(Figure dataset records)

#####

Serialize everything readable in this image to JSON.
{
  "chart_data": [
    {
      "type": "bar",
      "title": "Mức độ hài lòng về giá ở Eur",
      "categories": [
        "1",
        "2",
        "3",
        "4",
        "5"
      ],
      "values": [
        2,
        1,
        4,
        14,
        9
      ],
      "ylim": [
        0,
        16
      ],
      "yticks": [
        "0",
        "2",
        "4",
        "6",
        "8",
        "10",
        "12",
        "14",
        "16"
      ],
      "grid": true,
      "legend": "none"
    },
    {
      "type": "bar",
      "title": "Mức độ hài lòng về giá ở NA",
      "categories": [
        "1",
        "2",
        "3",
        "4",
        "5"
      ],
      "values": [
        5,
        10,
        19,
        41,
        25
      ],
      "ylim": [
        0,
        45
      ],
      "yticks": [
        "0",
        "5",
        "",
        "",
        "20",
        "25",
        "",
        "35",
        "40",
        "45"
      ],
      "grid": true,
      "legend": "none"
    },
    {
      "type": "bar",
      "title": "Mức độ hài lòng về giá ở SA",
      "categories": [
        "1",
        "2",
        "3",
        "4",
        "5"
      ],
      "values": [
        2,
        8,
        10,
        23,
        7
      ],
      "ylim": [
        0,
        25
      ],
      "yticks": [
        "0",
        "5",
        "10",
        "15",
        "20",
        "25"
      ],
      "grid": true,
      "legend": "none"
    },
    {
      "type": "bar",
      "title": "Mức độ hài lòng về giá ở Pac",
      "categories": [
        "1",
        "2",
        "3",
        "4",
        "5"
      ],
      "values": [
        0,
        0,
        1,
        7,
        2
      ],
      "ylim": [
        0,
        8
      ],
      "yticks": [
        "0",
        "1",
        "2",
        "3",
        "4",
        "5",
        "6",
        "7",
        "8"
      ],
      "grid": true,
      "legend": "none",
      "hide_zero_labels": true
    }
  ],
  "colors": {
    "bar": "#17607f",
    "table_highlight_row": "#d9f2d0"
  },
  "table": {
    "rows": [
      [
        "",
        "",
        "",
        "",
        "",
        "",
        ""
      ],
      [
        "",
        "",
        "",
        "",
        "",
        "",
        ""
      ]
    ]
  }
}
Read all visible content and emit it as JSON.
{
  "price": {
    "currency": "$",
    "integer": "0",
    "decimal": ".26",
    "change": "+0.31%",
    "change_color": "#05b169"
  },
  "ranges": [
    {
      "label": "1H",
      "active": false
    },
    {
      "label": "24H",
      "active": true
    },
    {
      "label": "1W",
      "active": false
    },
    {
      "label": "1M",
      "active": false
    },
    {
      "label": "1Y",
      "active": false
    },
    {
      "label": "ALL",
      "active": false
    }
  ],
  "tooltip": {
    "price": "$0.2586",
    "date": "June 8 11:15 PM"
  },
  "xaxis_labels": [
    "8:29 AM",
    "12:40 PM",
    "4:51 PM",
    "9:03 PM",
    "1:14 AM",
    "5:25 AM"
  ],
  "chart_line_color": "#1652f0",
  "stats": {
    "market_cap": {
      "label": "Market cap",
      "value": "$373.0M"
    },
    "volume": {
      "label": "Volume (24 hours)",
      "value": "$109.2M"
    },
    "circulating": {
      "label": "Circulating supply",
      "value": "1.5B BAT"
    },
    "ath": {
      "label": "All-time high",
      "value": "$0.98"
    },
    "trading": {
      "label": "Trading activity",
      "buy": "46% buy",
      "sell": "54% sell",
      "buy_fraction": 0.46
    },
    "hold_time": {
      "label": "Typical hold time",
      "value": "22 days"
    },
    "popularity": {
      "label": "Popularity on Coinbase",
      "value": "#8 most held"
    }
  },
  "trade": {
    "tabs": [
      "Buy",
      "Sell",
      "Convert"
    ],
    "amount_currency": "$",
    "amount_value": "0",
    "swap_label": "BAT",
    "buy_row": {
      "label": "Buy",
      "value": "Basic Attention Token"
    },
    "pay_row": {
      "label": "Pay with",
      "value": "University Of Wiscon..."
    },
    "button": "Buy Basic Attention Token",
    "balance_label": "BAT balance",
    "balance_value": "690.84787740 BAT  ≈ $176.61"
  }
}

#####

Direction: Locate the word "lòng" in the data above. Copy every line carrying it.

Response to this task:
      "title": "Mức độ hài lòng về giá ở Eur",
      "title": "Mức độ hài lòng về giá ở NA",
      "title": "Mức độ hài lòng về giá ở SA",
      "title": "Mức độ hài lòng về giá ở Pac",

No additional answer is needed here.